**DATA SECTION:**
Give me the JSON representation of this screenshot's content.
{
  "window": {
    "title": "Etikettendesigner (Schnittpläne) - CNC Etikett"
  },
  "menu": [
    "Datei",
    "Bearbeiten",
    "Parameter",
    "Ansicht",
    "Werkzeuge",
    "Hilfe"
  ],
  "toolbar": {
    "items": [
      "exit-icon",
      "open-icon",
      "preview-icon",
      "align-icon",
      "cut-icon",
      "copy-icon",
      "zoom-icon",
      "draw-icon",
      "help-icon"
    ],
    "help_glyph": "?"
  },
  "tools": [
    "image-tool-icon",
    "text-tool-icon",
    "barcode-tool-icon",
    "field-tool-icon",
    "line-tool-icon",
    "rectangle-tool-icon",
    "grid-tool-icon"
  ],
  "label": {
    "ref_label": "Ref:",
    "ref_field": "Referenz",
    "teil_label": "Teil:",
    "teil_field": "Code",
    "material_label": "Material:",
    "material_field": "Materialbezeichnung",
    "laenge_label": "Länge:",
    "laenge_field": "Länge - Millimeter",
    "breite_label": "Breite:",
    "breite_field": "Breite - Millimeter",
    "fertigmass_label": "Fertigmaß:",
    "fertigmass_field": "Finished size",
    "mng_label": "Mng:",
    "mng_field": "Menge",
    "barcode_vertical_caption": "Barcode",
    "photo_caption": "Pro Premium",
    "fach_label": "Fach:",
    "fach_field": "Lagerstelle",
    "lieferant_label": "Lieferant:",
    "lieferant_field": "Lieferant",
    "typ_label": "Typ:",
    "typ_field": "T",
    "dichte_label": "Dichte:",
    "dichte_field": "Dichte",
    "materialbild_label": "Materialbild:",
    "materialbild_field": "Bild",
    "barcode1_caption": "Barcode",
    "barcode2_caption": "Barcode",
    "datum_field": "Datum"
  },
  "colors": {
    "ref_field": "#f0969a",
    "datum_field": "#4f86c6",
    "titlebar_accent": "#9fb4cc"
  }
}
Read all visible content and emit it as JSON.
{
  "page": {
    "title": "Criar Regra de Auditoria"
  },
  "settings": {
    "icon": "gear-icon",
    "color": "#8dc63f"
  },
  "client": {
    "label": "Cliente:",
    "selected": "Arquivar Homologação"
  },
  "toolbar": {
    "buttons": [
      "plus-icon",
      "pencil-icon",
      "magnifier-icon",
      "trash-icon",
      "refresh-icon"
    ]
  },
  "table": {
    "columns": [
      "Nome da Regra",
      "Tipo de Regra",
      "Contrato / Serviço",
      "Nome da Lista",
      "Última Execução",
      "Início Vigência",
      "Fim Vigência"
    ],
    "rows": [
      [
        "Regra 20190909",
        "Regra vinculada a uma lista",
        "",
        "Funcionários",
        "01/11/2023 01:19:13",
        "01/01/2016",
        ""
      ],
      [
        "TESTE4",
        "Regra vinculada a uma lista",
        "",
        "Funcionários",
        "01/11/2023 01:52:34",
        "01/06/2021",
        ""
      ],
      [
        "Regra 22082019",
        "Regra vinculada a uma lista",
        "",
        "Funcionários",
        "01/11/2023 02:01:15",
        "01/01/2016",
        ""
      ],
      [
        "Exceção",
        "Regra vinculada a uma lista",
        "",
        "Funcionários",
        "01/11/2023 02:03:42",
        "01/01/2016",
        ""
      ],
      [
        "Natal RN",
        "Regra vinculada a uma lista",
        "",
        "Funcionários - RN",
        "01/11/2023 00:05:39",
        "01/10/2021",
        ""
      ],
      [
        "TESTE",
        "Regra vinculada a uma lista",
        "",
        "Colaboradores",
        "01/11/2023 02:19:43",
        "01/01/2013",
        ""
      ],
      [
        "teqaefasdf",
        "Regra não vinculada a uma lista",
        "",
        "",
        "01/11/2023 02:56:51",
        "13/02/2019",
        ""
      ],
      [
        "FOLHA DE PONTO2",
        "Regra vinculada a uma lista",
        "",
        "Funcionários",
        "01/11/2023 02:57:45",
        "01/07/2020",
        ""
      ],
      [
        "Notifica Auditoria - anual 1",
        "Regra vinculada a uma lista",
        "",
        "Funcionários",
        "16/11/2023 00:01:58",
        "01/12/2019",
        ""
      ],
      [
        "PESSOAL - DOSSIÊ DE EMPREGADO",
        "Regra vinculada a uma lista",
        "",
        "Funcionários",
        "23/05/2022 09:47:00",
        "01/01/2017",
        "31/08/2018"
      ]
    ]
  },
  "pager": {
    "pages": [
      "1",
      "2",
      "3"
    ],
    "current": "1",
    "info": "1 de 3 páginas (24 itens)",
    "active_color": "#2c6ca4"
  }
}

**REQUIRED WORK:**
From the listing, tally every line with the word "JSON" in it and give only the tally.

**REPLY TO THE TASK:**
2